* _WORK INSTRUCTIONS_: Type out the records that follow, exactly as given.

Stored data entries:
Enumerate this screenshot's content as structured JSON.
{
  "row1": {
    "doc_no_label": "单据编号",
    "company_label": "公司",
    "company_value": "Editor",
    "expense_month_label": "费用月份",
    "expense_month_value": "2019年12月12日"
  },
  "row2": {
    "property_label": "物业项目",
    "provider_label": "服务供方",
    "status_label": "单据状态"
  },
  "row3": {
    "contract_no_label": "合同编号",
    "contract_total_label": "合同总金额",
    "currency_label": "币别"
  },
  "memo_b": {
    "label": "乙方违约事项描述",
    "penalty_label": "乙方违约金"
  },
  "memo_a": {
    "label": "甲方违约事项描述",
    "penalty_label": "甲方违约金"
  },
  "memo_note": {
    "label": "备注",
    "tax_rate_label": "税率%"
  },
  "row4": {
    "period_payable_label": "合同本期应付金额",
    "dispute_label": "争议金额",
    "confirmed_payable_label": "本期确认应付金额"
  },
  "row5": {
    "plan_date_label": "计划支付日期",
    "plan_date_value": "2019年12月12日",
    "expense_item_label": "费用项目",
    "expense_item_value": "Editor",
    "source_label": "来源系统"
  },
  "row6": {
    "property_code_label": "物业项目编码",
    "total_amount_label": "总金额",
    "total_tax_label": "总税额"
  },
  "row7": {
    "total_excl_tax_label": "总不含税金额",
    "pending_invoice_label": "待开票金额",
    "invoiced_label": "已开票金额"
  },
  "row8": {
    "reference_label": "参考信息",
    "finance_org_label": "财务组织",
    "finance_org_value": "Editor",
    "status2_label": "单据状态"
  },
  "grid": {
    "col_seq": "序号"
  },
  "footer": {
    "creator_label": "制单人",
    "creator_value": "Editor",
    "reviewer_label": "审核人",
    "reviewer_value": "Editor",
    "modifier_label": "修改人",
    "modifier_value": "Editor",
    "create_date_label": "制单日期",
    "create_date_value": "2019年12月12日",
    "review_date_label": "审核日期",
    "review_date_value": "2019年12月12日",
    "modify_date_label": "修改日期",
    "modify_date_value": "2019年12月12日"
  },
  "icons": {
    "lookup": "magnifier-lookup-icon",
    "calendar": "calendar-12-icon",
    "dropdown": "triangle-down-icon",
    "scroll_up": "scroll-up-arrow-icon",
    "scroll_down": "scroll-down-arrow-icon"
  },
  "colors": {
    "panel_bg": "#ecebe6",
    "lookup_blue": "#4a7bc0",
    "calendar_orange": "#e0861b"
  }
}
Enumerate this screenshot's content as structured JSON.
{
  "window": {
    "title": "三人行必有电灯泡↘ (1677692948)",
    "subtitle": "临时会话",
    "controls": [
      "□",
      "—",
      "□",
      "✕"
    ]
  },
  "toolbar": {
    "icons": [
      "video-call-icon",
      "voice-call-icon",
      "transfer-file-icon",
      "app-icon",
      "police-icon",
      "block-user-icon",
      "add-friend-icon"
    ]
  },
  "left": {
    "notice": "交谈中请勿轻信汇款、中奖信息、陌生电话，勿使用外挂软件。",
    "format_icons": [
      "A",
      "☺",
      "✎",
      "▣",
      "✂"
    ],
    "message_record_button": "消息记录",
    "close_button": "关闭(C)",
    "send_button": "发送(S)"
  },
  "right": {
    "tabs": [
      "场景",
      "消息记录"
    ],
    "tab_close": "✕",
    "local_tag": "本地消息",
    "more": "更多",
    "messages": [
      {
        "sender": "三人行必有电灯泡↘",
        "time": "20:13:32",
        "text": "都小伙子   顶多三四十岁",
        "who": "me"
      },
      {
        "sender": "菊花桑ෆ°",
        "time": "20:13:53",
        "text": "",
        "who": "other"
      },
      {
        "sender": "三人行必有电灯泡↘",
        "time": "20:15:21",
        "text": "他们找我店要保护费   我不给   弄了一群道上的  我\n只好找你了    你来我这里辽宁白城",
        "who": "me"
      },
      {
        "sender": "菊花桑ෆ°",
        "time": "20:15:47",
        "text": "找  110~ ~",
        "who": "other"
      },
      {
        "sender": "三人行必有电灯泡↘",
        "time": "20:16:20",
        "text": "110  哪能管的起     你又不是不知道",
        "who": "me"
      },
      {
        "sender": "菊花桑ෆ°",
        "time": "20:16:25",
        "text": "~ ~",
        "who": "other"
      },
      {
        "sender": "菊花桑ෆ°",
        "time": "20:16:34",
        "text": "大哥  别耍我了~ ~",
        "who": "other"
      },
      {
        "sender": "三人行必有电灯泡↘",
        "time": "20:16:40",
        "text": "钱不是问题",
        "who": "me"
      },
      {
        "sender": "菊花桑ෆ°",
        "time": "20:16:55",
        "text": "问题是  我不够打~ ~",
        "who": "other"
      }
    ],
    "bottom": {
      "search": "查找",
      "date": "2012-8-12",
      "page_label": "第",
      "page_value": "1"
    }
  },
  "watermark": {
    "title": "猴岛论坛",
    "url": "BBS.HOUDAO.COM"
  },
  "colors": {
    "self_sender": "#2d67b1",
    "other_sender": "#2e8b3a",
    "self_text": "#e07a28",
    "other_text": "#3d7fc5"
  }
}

* _CORRECT ANSWER_:
Enumerate this screenshot's content as structured JSON.
{
  "row1": {
    "doc_no_label": "单据编号",
    "company_label": "公司",
    "company_value": "Editor",
    "expense_month_label": "费用月份",
    "expense_month_value": "2019年12月12日"
  },
  "row2": {
    "property_label": "物业项目",
    "provider_label": "服务供方",
    "status_label": "单据状态"
  },
  "row3": {
    "contract_no_label": "合同编号",
    "contract_total_label": "合同总金额",
    "currency_label": "币别"
  },
  "memo_b": {
    "label": "乙方违约事项描述",
    "penalty_label": "乙方违约金"
  },
  "memo_a": {
    "label": "甲方违约事项描述",
    "penalty_label": "甲方违约金"
  },
  "memo_note": {
    "label": "备注",
    "tax_rate_label": "税率%"
  },
  "row4": {
    "period_payable_label": "合同本期应付金额",
    "dispute_label": "争议金额",
    "confirmed_payable_label": "本期确认应付金额"
  },
  "row5": {
    "plan_date_label": "计划支付日期",
    "plan_date_value": "2019年12月12日",
    "expense_item_label": "费用项目",
    "expense_item_value": "Editor",
    "source_label": "来源系统"
  },
  "row6": {
    "property_code_label": "物业项目编码",
    "total_amount_label": "总金额",
    "total_tax_label": "总税额"
  },
  "row7": {
    "total_excl_tax_label": "总不含税金额",
    "pending_invoice_label": "待开票金额",
    "invoiced_label": "已开票金额"
  },
  "row8": {
    "reference_label": "参考信息",
    "finance_org_label": "财务组织",
    "finance_org_value": "Editor",
    "status2_label": "单据状态"
  },
  "grid": {
    "col_seq": "序号"
  },
  "footer": {
    "creator_label": "制单人",
    "creator_value": "Editor",
    "reviewer_label": "审核人",
    "reviewer_value": "Editor",
    "modifier_label": "修改人",
    "modifier_value": "Editor",
    "create_date_label": "制单日期",
    "create_date_value": "2019年12月12日",
    "review_date_label": "审核日期",
    "review_date_value": "2019年12月12日",
    "modify_date_label": "修改日期",
    "modify_date_value": "2019年12月12日"
  },
  "icons": {
    "lookup": "magnifier-lookup-icon",
    "calendar": "calendar-12-icon",
    "dropdown": "triangle-down-icon",
    "scroll_up": "scroll-up-arrow-icon",
    "scroll_down": "scroll-down-arrow-icon"
  },
  "colors": {
    "panel_bg": "#ecebe6",
    "lookup_blue": "#4a7bc0",
    "calendar_orange": "#e0861b"
  }
}
Enumerate this screenshot's content as structured JSON.
{
  "window": {
    "title": "三人行必有电灯泡↘ (1677692948)",
    "subtitle": "临时会话",
    "controls": [
      "□",
      "—",
      "□",
      "✕"
    ]
  },
  "toolbar": {
    "icons": [
      "video-call-icon",
      "voice-call-icon",
      "transfer-file-icon",
      "app-icon",
      "police-icon",
      "block-user-icon",
      "add-friend-icon"
    ]
  },
  "left": {
    "notice": "交谈中请勿轻信汇款、中奖信息、陌生电话，勿使用外挂软件。",
    "format_icons": [
      "A",
      "☺",
      "✎",
      "▣",
      "✂"
    ],
    "message_record_button": "消息记录",
    "close_button": "关闭(C)",
    "send_button": "发送(S)"
  },
  "right": {
    "tabs": [
      "场景",
      "消息记录"
    ],
    "tab_close": "✕",
    "local_tag": "本地消息",
    "more": "更多",
    "messages": [
      {
        "sender": "三人行必有电灯泡↘",
        "time": "20:13:32",
        "text": "都小伙子   顶多三四十岁",
        "who": "me"
      },
      {
        "sender": "菊花桑ෆ°",
        "time": "20:13:53",
        "text": "",
        "who": "other"
      },
      {
        "sender": "三人行必有电灯泡↘",
        "time": "20:15:21",
        "text": "他们找我店要保护费   我不给   弄了一群道上的  我\n只好找你了    你来我这里辽宁白城",
        "who": "me"
      },
      {
        "sender": "菊花桑ෆ°",
        "time": "20:15:47",
        "text": "找  110~ ~",
        "who": "other"
      },
      {
        "sender": "三人行必有电灯泡↘",
        "time": "20:16:20",
        "text": "110  哪能管的起     你又不是不知道",
        "who": "me"
      },
      {
        "sender": "菊花桑ෆ°",
        "time": "20:16:25",
        "text": "~ ~",
        "who": "other"
      },
      {
        "sender": "菊花桑ෆ°",
        "time": "20:16:34",
        "text": "大哥  别耍我了~ ~",
        "who": "other"
      },
      {
        "sender": "三人行必有电灯泡↘",
        "time": "20:16:40",
        "text": "钱不是问题",
        "who": "me"
      },
      {
        "sender": "菊花桑ෆ°",
        "time": "20:16:55",
        "text": "问题是  我不够打~ ~",
        "who": "other"
      }
    ],
    "bottom": {
      "search": "查找",
      "date": "2012-8-12",
      "page_label": "第",
      "page_value": "1"
    }
  },
  "watermark": {
    "title": "猴岛论坛",
    "url": "BBS.HOUDAO.COM"
  },
  "colors": {
    "self_sender": "#2d67b1",
    "other_sender": "#2e8b3a",
    "self_text": "#e07a28",
    "other_text": "#3d7fc5"
  }
}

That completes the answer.